─── LISTED ENTRIES ───
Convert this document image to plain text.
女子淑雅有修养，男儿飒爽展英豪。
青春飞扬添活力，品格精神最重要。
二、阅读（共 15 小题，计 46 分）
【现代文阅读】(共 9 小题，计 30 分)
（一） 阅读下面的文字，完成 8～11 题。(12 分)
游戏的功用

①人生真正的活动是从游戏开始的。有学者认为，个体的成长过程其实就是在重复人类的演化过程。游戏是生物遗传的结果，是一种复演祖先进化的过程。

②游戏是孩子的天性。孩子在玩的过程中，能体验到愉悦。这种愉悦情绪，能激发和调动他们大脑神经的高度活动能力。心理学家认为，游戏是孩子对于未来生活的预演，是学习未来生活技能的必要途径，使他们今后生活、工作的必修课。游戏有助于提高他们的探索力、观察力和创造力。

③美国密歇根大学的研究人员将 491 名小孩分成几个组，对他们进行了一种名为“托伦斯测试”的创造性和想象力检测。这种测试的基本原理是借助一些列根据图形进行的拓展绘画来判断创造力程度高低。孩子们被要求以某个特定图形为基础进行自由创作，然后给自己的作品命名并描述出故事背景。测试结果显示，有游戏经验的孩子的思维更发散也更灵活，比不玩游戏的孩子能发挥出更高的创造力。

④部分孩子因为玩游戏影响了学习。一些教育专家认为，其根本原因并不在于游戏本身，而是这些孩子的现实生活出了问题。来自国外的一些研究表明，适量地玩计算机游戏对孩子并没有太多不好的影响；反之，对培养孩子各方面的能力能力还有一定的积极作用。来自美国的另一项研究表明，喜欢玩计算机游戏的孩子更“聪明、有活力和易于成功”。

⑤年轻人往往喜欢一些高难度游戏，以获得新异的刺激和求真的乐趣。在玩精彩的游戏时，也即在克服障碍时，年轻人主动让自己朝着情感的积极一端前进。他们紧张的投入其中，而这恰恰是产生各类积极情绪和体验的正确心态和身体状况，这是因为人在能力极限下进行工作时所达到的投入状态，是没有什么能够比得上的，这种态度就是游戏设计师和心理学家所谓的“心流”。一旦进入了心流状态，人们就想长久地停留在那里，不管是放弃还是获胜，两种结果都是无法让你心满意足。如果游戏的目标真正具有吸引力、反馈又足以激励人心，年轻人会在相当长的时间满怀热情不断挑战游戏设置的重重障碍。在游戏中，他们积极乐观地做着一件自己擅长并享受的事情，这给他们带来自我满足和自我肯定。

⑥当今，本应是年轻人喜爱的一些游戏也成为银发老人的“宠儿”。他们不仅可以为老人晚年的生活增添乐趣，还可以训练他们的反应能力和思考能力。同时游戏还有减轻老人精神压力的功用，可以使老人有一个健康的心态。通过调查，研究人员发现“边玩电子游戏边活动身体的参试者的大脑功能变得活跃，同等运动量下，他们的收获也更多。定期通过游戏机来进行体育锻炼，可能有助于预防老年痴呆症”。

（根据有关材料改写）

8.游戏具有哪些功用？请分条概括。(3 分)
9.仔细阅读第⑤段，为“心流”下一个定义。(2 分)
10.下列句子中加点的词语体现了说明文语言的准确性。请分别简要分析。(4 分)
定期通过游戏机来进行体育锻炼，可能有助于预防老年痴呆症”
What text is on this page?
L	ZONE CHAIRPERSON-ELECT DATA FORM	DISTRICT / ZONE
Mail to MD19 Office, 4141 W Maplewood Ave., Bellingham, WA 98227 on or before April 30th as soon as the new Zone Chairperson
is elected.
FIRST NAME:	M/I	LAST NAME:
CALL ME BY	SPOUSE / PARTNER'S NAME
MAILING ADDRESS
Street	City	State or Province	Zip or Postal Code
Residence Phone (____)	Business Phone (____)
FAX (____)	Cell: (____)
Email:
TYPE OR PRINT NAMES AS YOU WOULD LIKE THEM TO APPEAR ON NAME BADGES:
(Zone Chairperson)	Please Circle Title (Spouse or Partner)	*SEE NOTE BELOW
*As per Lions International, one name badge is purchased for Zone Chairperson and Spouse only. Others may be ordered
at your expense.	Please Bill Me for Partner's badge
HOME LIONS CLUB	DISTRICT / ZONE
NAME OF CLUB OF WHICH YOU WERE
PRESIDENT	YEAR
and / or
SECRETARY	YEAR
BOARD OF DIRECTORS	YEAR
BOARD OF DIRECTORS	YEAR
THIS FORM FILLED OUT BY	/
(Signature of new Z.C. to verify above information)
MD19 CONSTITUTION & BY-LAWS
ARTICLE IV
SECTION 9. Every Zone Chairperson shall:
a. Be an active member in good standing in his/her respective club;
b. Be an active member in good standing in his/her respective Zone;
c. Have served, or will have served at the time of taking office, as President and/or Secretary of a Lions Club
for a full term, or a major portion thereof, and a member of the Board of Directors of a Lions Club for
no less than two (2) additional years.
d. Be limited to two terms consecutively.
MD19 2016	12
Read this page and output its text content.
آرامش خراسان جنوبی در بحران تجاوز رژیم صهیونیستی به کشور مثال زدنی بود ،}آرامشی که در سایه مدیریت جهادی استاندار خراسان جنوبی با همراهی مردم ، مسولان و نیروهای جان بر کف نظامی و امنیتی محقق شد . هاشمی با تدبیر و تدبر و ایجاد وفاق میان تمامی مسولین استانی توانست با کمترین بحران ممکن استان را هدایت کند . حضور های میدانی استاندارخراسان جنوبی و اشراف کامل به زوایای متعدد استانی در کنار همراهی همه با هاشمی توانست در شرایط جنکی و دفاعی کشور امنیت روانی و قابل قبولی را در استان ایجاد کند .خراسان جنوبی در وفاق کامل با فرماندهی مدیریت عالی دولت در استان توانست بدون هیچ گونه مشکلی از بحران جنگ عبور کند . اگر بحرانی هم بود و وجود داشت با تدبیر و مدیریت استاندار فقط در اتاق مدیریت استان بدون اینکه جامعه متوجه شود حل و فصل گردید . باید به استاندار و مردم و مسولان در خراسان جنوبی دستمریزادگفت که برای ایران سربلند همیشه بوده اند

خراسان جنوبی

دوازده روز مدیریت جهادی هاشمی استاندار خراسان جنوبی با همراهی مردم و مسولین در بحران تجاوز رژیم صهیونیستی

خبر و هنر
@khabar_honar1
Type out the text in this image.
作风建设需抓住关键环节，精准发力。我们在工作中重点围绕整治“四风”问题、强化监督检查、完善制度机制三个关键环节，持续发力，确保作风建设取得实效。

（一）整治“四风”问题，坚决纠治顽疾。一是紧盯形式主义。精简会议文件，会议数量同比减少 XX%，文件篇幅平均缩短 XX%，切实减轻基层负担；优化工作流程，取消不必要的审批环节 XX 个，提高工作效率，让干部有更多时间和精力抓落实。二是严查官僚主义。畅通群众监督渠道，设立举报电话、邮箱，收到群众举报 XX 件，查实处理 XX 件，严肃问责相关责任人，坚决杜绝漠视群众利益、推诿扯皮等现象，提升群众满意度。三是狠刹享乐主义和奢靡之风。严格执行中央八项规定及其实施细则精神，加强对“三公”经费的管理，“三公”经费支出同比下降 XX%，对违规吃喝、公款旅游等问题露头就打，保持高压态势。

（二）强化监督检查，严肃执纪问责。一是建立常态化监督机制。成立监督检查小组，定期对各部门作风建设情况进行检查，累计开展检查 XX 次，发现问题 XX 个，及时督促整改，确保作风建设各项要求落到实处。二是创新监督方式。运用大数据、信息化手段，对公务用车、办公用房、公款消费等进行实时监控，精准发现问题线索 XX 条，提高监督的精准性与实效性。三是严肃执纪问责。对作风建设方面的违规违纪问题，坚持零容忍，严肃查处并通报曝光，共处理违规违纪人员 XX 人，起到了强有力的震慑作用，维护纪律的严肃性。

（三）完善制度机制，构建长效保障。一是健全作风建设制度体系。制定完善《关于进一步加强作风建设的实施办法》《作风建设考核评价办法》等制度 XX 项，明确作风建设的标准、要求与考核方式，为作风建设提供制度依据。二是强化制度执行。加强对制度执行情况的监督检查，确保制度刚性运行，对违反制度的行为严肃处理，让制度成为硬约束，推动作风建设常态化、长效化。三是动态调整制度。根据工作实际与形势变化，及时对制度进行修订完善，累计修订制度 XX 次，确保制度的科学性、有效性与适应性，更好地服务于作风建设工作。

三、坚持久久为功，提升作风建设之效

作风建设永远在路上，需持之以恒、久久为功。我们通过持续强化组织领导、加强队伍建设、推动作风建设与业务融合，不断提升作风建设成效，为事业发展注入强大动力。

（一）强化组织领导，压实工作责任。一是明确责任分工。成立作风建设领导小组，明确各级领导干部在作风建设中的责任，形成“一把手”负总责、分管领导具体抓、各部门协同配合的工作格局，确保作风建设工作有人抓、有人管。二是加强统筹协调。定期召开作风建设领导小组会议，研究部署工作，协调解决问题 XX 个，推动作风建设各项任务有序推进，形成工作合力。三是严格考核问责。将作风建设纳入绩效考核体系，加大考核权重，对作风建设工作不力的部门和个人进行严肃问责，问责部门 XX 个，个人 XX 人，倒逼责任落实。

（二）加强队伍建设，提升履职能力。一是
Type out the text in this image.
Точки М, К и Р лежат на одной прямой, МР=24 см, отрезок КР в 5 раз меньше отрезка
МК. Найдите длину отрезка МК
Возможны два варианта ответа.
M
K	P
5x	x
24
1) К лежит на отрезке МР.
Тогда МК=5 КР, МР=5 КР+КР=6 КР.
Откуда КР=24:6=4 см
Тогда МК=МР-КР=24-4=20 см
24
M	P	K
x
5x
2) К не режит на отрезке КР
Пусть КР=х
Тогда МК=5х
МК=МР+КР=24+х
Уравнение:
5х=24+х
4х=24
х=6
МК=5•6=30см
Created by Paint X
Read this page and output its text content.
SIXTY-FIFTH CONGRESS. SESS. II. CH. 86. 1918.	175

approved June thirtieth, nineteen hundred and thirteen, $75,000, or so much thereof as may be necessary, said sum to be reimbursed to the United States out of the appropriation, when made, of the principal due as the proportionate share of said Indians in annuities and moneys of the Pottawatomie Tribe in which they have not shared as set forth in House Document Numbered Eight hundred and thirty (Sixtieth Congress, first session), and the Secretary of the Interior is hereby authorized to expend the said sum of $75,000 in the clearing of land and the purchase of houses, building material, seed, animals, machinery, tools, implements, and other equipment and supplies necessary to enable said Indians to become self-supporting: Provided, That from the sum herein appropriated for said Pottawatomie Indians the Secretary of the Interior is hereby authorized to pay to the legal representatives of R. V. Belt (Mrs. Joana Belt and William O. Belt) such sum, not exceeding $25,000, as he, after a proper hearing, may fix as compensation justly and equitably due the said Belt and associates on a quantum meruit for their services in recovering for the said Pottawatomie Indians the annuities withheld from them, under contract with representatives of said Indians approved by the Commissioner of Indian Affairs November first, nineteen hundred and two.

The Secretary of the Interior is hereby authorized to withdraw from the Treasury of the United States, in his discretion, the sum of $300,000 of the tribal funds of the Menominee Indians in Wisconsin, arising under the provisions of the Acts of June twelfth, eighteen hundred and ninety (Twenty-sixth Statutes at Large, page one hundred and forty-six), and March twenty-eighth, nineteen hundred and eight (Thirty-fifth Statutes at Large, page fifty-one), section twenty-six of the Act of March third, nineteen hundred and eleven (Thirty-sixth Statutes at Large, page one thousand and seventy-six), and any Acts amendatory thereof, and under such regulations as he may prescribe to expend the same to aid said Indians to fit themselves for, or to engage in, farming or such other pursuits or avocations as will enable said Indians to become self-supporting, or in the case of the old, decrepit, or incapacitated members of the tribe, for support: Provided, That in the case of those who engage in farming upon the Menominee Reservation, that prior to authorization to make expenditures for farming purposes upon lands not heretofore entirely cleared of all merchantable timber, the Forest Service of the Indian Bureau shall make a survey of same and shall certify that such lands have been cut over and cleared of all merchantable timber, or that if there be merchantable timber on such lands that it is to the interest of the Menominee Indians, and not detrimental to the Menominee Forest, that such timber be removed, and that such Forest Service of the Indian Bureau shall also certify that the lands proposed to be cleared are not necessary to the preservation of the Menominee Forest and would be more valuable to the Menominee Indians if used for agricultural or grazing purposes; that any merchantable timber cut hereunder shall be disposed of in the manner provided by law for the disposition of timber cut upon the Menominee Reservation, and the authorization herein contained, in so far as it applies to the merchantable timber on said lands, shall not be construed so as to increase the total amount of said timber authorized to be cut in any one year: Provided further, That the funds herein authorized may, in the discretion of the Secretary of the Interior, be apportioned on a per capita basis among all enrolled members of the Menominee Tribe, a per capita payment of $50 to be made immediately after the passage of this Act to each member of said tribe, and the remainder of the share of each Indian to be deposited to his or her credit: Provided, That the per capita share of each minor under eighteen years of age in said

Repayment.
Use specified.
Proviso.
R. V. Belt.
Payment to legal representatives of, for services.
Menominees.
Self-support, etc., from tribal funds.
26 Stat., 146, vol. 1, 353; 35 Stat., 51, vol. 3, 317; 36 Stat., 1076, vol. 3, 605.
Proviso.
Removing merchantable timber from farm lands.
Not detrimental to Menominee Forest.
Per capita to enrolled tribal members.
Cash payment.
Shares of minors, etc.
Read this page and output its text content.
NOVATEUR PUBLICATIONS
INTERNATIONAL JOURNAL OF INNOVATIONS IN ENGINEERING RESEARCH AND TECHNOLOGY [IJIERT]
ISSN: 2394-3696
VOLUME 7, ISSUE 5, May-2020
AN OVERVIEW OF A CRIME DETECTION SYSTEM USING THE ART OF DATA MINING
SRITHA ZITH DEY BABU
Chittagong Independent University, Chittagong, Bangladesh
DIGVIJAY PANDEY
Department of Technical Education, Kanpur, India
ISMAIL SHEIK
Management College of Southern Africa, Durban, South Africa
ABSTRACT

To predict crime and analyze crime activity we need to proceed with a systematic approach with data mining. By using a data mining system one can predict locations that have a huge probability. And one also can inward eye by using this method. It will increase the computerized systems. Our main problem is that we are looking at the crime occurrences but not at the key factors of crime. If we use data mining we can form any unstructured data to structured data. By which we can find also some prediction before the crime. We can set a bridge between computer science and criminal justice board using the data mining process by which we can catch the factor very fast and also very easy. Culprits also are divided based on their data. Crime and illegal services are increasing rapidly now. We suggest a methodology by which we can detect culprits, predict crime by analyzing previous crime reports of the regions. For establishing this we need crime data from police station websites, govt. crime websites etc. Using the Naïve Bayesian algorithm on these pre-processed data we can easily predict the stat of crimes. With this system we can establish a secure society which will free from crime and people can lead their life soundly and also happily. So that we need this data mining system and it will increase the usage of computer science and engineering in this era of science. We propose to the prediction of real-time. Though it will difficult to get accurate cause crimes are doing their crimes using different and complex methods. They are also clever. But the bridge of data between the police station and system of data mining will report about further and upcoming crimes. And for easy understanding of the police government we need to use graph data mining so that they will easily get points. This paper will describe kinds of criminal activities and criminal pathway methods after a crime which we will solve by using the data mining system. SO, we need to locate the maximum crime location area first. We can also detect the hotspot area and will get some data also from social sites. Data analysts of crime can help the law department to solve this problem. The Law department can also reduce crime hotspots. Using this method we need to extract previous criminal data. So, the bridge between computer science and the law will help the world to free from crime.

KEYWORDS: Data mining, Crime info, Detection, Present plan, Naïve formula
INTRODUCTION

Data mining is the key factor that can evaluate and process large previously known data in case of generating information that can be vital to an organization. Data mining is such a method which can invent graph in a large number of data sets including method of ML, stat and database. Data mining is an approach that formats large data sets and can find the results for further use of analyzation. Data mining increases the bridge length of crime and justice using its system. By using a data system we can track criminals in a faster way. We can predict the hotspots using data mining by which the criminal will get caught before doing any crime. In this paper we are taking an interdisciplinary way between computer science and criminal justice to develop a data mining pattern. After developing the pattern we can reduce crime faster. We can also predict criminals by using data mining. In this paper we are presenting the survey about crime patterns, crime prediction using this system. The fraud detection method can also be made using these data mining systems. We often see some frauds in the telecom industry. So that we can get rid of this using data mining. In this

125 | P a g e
───
__TASK OBJECTIVE__: Filter the data for the string "可能有助于预防老年痴呆症" and copy every line that has it.

__CORRECT ANSWER__:
⑥当今，本应是年轻人喜爱的一些游戏也成为银发老人的“宠儿”。他们不仅可以为老人晚年的生活增添乐趣，还可以训练他们的反应能力和思考能力。同时游戏还有减轻老人精神压力的功用，可以使老人有一个健康的心态。通过调查，研究人员发现“边玩电子游戏边活动身体的参试者的大脑功能变得活跃，同等运动量下，他们的收获也更多。定期通过游戏机来进行体育锻炼，可能有助于预防老年痴呆症”。
定期通过游戏机来进行体育锻炼，可能有助于预防老年痴呆症”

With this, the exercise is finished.